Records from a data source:
--- --- ---
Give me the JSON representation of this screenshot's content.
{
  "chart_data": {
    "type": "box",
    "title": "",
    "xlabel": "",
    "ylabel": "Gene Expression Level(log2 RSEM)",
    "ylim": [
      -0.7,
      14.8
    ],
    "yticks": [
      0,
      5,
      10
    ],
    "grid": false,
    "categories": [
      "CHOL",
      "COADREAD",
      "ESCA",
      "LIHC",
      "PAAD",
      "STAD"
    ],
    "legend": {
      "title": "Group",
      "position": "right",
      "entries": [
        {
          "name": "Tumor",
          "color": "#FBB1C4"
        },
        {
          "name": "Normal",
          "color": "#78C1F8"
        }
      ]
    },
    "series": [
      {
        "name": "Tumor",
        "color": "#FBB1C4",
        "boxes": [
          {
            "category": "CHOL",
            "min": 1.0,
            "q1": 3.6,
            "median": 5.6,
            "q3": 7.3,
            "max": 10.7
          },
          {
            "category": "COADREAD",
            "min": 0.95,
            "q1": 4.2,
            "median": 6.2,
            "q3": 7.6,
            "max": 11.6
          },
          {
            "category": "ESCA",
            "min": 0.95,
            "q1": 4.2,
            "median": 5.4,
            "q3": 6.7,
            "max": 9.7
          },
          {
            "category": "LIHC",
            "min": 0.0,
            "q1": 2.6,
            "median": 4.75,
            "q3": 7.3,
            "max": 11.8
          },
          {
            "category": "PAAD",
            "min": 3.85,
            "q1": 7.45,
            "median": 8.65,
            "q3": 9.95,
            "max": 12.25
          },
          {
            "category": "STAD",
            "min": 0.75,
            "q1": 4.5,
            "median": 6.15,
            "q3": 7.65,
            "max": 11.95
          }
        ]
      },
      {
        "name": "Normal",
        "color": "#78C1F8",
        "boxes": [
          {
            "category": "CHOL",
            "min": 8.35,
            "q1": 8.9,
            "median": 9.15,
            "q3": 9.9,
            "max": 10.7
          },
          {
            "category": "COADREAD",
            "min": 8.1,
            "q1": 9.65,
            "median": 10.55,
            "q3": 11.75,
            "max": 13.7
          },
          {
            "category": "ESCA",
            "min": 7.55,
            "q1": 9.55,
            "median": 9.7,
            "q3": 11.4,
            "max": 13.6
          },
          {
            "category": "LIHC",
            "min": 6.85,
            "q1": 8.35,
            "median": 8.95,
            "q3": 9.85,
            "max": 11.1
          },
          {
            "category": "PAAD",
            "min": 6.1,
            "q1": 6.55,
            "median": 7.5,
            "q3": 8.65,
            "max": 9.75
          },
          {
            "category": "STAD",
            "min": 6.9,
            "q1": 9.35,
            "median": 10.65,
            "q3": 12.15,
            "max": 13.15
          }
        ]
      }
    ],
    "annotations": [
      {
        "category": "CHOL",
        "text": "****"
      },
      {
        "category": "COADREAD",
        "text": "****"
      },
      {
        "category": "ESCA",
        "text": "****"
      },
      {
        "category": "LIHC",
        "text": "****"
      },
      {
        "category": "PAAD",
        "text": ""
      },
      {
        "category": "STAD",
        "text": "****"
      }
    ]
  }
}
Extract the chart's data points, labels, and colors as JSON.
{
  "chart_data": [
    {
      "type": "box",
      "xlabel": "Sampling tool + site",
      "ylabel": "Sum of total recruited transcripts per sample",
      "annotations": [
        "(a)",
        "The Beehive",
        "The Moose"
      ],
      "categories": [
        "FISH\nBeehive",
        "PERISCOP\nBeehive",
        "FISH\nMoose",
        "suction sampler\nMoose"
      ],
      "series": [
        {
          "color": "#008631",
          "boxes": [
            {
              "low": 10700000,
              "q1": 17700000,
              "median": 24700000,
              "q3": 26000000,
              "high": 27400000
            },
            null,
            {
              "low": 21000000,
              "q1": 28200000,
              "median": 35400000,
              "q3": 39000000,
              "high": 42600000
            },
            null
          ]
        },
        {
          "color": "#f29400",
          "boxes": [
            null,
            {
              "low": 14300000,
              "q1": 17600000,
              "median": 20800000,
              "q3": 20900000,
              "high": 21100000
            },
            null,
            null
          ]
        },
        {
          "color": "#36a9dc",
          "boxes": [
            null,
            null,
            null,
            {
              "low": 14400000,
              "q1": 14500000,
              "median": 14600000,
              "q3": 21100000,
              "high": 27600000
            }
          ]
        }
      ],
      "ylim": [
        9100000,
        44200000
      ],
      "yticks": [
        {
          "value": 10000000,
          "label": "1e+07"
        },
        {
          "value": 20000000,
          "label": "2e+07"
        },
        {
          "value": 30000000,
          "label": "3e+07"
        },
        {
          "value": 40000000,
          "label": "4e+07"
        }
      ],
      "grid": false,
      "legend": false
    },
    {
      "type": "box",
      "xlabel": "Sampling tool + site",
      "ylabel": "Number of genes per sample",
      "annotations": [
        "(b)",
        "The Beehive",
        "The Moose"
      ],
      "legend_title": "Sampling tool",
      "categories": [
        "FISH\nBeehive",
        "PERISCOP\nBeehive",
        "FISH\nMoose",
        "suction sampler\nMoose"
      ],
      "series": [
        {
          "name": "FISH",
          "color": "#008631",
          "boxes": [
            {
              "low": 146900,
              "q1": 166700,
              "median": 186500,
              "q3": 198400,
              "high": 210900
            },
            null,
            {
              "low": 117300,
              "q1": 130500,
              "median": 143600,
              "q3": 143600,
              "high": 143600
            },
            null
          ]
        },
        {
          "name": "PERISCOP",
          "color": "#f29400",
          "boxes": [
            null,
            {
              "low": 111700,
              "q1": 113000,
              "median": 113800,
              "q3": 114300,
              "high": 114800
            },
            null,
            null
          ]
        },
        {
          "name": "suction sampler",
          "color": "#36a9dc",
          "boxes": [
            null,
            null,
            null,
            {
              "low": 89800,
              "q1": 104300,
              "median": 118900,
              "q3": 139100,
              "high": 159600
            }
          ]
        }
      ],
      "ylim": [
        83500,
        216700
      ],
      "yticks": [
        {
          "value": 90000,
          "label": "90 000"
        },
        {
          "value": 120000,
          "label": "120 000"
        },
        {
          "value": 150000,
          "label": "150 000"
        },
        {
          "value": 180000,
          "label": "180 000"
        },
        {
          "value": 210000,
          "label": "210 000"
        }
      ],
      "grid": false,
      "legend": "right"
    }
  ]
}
--- --- ---
--- Task details ---
Nothing in the records may be left out; copy them all exactly.

--- Solved problem ---
Give me the JSON representation of this screenshot's content.
{
  "chart_data": {
    "type": "box",
    "title": "",
    "xlabel": "",
    "ylabel": "Gene Expression Level(log2 RSEM)",
    "ylim": [
      -0.7,
      14.8
    ],
    "yticks": [
      0,
      5,
      10
    ],
    "grid": false,
    "categories": [
      "CHOL",
      "COADREAD",
      "ESCA",
      "LIHC",
      "PAAD",
      "STAD"
    ],
    "legend": {
      "title": "Group",
      "position": "right",
      "entries": [
        {
          "name": "Tumor",
          "color": "#FBB1C4"
        },
        {
          "name": "Normal",
          "color": "#78C1F8"
        }
      ]
    },
    "series": [
      {
        "name": "Tumor",
        "color": "#FBB1C4",
        "boxes": [
          {
            "category": "CHOL",
            "min": 1.0,
            "q1": 3.6,
            "median": 5.6,
            "q3": 7.3,
            "max": 10.7
          },
          {
            "category": "COADREAD",
            "min": 0.95,
            "q1": 4.2,
            "median": 6.2,
            "q3": 7.6,
            "max": 11.6
          },
          {
            "category": "ESCA",
            "min": 0.95,
            "q1": 4.2,
            "median": 5.4,
            "q3": 6.7,
            "max": 9.7
          },
          {
            "category": "LIHC",
            "min": 0.0,
            "q1": 2.6,
            "median": 4.75,
            "q3": 7.3,
            "max": 11.8
          },
          {
            "category": "PAAD",
            "min": 3.85,
            "q1": 7.45,
            "median": 8.65,
            "q3": 9.95,
            "max": 12.25
          },
          {
            "category": "STAD",
            "min": 0.75,
            "q1": 4.5,
            "median": 6.15,
            "q3": 7.65,
            "max": 11.95
          }
        ]
      },
      {
        "name": "Normal",
        "color": "#78C1F8",
        "boxes": [
          {
            "category": "CHOL",
            "min": 8.35,
            "q1": 8.9,
            "median": 9.15,
            "q3": 9.9,
            "max": 10.7
          },
          {
            "category": "COADREAD",
            "min": 8.1,
            "q1": 9.65,
            "median": 10.55,
            "q3": 11.75,
            "max": 13.7
          },
          {
            "category": "ESCA",
            "min": 7.55,
            "q1": 9.55,
            "median": 9.7,
            "q3": 11.4,
            "max": 13.6
          },
          {
            "category": "LIHC",
            "min": 6.85,
            "q1": 8.35,
            "median": 8.95,
            "q3": 9.85,
            "max": 11.1
          },
          {
            "category": "PAAD",
            "min": 6.1,
            "q1": 6.55,
            "median": 7.5,
            "q3": 8.65,
            "max": 9.75
          },
          {
            "category": "STAD",
            "min": 6.9,
            "q1": 9.35,
            "median": 10.65,
            "q3": 12.15,
            "max": 13.15
          }
        ]
      }
    ],
    "annotations": [
      {
        "category": "CHOL",
        "text": "****"
      },
      {
        "category": "COADREAD",
        "text": "****"
      },
      {
        "category": "ESCA",
        "text": "****"
      },
      {
        "category": "LIHC",
        "text": "****"
      },
      {
        "category": "PAAD",
        "text": ""
      },
      {
        "category": "STAD",
        "text": "****"
      }
    ]
  }
}
Extract the chart's data points, labels, and colors as JSON.
{
  "chart_data": [
    {
      "type": "box",
      "xlabel": "Sampling tool + site",
      "ylabel": "Sum of total recruited transcripts per sample",
      "annotations": [
        "(a)",
        "The Beehive",
        "The Moose"
      ],
      "categories": [
        "FISH\nBeehive",
        "PERISCOP\nBeehive",
        "FISH\nMoose",
        "suction sampler\nMoose"
      ],
      "series": [
        {
          "color": "#008631",
          "boxes": [
            {
              "low": 10700000,
              "q1": 17700000,
              "median": 24700000,
              "q3": 26000000,
              "high": 27400000
            },
            null,
            {
              "low": 21000000,
              "q1": 28200000,
              "median": 35400000,
              "q3": 39000000,
              "high": 42600000
            },
            null
          ]
        },
        {
          "color": "#f29400",
          "boxes": [
            null,
            {
              "low": 14300000,
              "q1": 17600000,
              "median": 20800000,
              "q3": 20900000,
              "high": 21100000
            },
            null,
            null
          ]
        },
        {
          "color": "#36a9dc",
          "boxes": [
            null,
            null,
            null,
            {
              "low": 14400000,
              "q1": 14500000,
              "median": 14600000,
              "q3": 21100000,
              "high": 27600000
            }
          ]
        }
      ],
      "ylim": [
        9100000,
        44200000
      ],
      "yticks": [
        {
          "value": 10000000,
          "label": "1e+07"
        },
        {
          "value": 20000000,
          "label": "2e+07"
        },
        {
          "value": 30000000,
          "label": "3e+07"
        },
        {
          "value": 40000000,
          "label": "4e+07"
        }
      ],
      "grid": false,
      "legend": false
    },
    {
      "type": "box",
      "xlabel": "Sampling tool + site",
      "ylabel": "Number of genes per sample",
      "annotations": [
        "(b)",
        "The Beehive",
        "The Moose"
      ],
      "legend_title": "Sampling tool",
      "categories": [
        "FISH\nBeehive",
        "PERISCOP\nBeehive",
        "FISH\nMoose",
        "suction sampler\nMoose"
      ],
      "series": [
        {
          "name": "FISH",
          "color": "#008631",
          "boxes": [
            {
              "low": 146900,
              "q1": 166700,
              "median": 186500,
              "q3": 198400,
              "high": 210900
            },
            null,
            {
              "low": 117300,
              "q1": 130500,
              "median": 143600,
              "q3": 143600,
              "high": 143600
            },
            null
          ]
        },
        {
          "name": "PERISCOP",
          "color": "#f29400",
          "boxes": [
            null,
            {
              "low": 111700,
              "q1": 113000,
              "median": 113800,
              "q3": 114300,
              "high": 114800
            },
            null,
            null
          ]
        },
        {
          "name": "suction sampler",
          "color": "#36a9dc",
          "boxes": [
            null,
            null,
            null,
            {
              "low": 89800,
              "q1": 104300,
              "median": 118900,
              "q3": 139100,
              "high": 159600
            }
          ]
        }
      ],
      "ylim": [
        83500,
        216700
      ],
      "yticks": [
        {
          "value": 90000,
          "label": "90 000"
        },
        {
          "value": 120000,
          "label": "120 000"
        },
        {
          "value": 150000,
          "label": "150 000"
        },
        {
          "value": 180000,
          "label": "180 000"
        },
        {
          "value": 210000,
          "label": "210 000"
        }
      ],
      "grid": false,
      "legend": "right"
    }
  ]
}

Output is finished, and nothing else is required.